[Excerpt from a dataset]
--- --- ---
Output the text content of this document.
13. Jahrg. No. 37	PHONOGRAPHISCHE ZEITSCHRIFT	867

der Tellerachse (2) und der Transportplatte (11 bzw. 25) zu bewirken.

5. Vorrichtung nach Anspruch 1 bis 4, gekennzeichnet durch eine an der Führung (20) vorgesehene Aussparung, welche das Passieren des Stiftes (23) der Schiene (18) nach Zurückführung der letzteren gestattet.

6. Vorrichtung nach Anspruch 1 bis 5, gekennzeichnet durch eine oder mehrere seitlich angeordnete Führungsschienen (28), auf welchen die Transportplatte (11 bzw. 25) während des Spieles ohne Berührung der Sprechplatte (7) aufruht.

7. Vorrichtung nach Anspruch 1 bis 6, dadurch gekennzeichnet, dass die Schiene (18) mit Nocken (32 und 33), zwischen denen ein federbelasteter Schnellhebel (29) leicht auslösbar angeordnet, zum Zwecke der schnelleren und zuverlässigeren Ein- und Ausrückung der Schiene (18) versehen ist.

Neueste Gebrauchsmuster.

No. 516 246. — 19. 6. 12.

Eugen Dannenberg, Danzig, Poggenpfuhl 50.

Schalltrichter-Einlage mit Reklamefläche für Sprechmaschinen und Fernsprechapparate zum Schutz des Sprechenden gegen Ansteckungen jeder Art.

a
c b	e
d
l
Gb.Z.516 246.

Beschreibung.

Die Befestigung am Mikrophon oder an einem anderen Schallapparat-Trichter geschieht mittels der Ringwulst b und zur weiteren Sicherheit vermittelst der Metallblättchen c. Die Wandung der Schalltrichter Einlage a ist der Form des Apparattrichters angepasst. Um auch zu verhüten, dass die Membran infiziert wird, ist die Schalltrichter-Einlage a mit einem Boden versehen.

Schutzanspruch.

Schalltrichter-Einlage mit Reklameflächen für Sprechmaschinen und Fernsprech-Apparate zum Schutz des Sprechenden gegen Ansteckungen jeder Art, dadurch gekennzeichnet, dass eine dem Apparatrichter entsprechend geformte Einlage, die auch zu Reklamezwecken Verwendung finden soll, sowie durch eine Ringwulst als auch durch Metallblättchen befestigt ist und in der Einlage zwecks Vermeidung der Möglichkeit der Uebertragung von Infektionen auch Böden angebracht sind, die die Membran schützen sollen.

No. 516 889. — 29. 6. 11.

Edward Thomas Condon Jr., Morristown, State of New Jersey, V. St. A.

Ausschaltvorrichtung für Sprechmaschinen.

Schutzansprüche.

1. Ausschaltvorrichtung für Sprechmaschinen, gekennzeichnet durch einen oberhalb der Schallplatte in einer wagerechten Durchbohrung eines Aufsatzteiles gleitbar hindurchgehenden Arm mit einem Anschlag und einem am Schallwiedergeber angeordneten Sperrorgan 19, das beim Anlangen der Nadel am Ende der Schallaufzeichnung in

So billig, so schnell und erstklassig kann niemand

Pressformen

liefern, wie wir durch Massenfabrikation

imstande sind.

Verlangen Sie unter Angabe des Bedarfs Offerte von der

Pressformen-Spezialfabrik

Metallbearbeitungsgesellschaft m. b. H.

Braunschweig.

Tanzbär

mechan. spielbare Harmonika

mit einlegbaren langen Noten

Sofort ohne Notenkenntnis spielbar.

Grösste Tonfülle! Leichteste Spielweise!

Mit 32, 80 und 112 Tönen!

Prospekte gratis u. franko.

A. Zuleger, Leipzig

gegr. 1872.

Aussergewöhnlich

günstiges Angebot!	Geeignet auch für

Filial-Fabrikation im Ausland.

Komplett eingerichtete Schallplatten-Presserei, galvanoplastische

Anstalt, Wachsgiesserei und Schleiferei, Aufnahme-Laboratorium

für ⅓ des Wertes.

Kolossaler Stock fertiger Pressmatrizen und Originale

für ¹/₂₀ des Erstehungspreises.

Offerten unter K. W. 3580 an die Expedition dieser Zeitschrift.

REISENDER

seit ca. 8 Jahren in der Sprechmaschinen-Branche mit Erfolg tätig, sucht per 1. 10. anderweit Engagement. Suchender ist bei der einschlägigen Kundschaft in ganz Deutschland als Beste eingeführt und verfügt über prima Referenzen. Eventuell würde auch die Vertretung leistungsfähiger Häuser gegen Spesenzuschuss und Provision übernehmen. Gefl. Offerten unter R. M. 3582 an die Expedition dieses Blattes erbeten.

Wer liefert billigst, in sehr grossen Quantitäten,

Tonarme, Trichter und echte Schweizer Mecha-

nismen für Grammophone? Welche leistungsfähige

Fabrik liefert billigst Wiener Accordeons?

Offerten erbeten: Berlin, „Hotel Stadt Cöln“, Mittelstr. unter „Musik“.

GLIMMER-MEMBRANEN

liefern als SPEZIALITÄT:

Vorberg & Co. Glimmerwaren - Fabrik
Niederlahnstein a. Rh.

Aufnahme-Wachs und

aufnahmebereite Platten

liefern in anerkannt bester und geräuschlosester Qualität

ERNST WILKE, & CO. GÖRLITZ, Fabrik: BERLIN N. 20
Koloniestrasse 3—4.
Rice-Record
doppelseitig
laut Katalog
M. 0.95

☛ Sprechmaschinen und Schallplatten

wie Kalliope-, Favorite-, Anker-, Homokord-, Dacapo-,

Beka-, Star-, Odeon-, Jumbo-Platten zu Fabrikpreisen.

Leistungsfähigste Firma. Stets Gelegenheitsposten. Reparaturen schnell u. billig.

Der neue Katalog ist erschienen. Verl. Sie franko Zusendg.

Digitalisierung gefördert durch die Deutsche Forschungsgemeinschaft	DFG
--- --- ---
#### WHAT IS BEING ASKED
Write out the full listing exactly as given.

#### FINISHED TASK
Output the text content of this document.
13. Jahrg. No. 37	PHONOGRAPHISCHE ZEITSCHRIFT	867

der Tellerachse (2) und der Transportplatte (11 bzw. 25) zu bewirken.

5. Vorrichtung nach Anspruch 1 bis 4, gekennzeichnet durch eine an der Führung (20) vorgesehene Aussparung, welche das Passieren des Stiftes (23) der Schiene (18) nach Zurückführung der letzteren gestattet.

6. Vorrichtung nach Anspruch 1 bis 5, gekennzeichnet durch eine oder mehrere seitlich angeordnete Führungsschienen (28), auf welchen die Transportplatte (11 bzw. 25) während des Spieles ohne Berührung der Sprechplatte (7) aufruht.

7. Vorrichtung nach Anspruch 1 bis 6, dadurch gekennzeichnet, dass die Schiene (18) mit Nocken (32 und 33), zwischen denen ein federbelasteter Schnellhebel (29) leicht auslösbar angeordnet, zum Zwecke der schnelleren und zuverlässigeren Ein- und Ausrückung der Schiene (18) versehen ist.

Neueste Gebrauchsmuster.

No. 516 246. — 19. 6. 12.

Eugen Dannenberg, Danzig, Poggenpfuhl 50.

Schalltrichter-Einlage mit Reklamefläche für Sprechmaschinen und Fernsprechapparate zum Schutz des Sprechenden gegen Ansteckungen jeder Art.

a
c b	e
d
l
Gb.Z.516 246.

Beschreibung.

Die Befestigung am Mikrophon oder an einem anderen Schallapparat-Trichter geschieht mittels der Ringwulst b und zur weiteren Sicherheit vermittelst der Metallblättchen c. Die Wandung der Schalltrichter Einlage a ist der Form des Apparattrichters angepasst. Um auch zu verhüten, dass die Membran infiziert wird, ist die Schalltrichter-Einlage a mit einem Boden versehen.

Schutzanspruch.

Schalltrichter-Einlage mit Reklameflächen für Sprechmaschinen und Fernsprech-Apparate zum Schutz des Sprechenden gegen Ansteckungen jeder Art, dadurch gekennzeichnet, dass eine dem Apparatrichter entsprechend geformte Einlage, die auch zu Reklamezwecken Verwendung finden soll, sowie durch eine Ringwulst als auch durch Metallblättchen befestigt ist und in der Einlage zwecks Vermeidung der Möglichkeit der Uebertragung von Infektionen auch Böden angebracht sind, die die Membran schützen sollen.

No. 516 889. — 29. 6. 11.

Edward Thomas Condon Jr., Morristown, State of New Jersey, V. St. A.

Ausschaltvorrichtung für Sprechmaschinen.

Schutzansprüche.

1. Ausschaltvorrichtung für Sprechmaschinen, gekennzeichnet durch einen oberhalb der Schallplatte in einer wagerechten Durchbohrung eines Aufsatzteiles gleitbar hindurchgehenden Arm mit einem Anschlag und einem am Schallwiedergeber angeordneten Sperrorgan 19, das beim Anlangen der Nadel am Ende der Schallaufzeichnung in

So billig, so schnell und erstklassig kann niemand

Pressformen

liefern, wie wir durch Massenfabrikation

imstande sind.

Verlangen Sie unter Angabe des Bedarfs Offerte von der

Pressformen-Spezialfabrik

Metallbearbeitungsgesellschaft m. b. H.

Braunschweig.

Tanzbär

mechan. spielbare Harmonika

mit einlegbaren langen Noten

Sofort ohne Notenkenntnis spielbar.

Grösste Tonfülle! Leichteste Spielweise!

Mit 32, 80 und 112 Tönen!

Prospekte gratis u. franko.

A. Zuleger, Leipzig

gegr. 1872.

Aussergewöhnlich

günstiges Angebot!	Geeignet auch für

Filial-Fabrikation im Ausland.

Komplett eingerichtete Schallplatten-Presserei, galvanoplastische

Anstalt, Wachsgiesserei und Schleiferei, Aufnahme-Laboratorium

für ⅓ des Wertes.

Kolossaler Stock fertiger Pressmatrizen und Originale

für ¹/₂₀ des Erstehungspreises.

Offerten unter K. W. 3580 an die Expedition dieser Zeitschrift.

REISENDER

seit ca. 8 Jahren in der Sprechmaschinen-Branche mit Erfolg tätig, sucht per 1. 10. anderweit Engagement. Suchender ist bei der einschlägigen Kundschaft in ganz Deutschland als Beste eingeführt und verfügt über prima Referenzen. Eventuell würde auch die Vertretung leistungsfähiger Häuser gegen Spesenzuschuss und Provision übernehmen. Gefl. Offerten unter R. M. 3582 an die Expedition dieses Blattes erbeten.

Wer liefert billigst, in sehr grossen Quantitäten,

Tonarme, Trichter und echte Schweizer Mecha-

nismen für Grammophone? Welche leistungsfähige

Fabrik liefert billigst Wiener Accordeons?

Offerten erbeten: Berlin, „Hotel Stadt Cöln“, Mittelstr. unter „Musik“.

GLIMMER-MEMBRANEN

liefern als SPEZIALITÄT:

Vorberg & Co. Glimmerwaren - Fabrik
Niederlahnstein a. Rh.

Aufnahme-Wachs und

aufnahmebereite Platten

liefern in anerkannt bester und geräuschlosester Qualität

ERNST WILKE, & CO. GÖRLITZ, Fabrik: BERLIN N. 20
Koloniestrasse 3—4.
Rice-Record
doppelseitig
laut Katalog
M. 0.95

☛ Sprechmaschinen und Schallplatten

wie Kalliope-, Favorite-, Anker-, Homokord-, Dacapo-,

Beka-, Star-, Odeon-, Jumbo-Platten zu Fabrikpreisen.

Leistungsfähigste Firma. Stets Gelegenheitsposten. Reparaturen schnell u. billig.

Der neue Katalog ist erschienen. Verl. Sie franko Zusendg.

Digitalisierung gefördert durch die Deutsche Forschungsgemeinschaft	DFG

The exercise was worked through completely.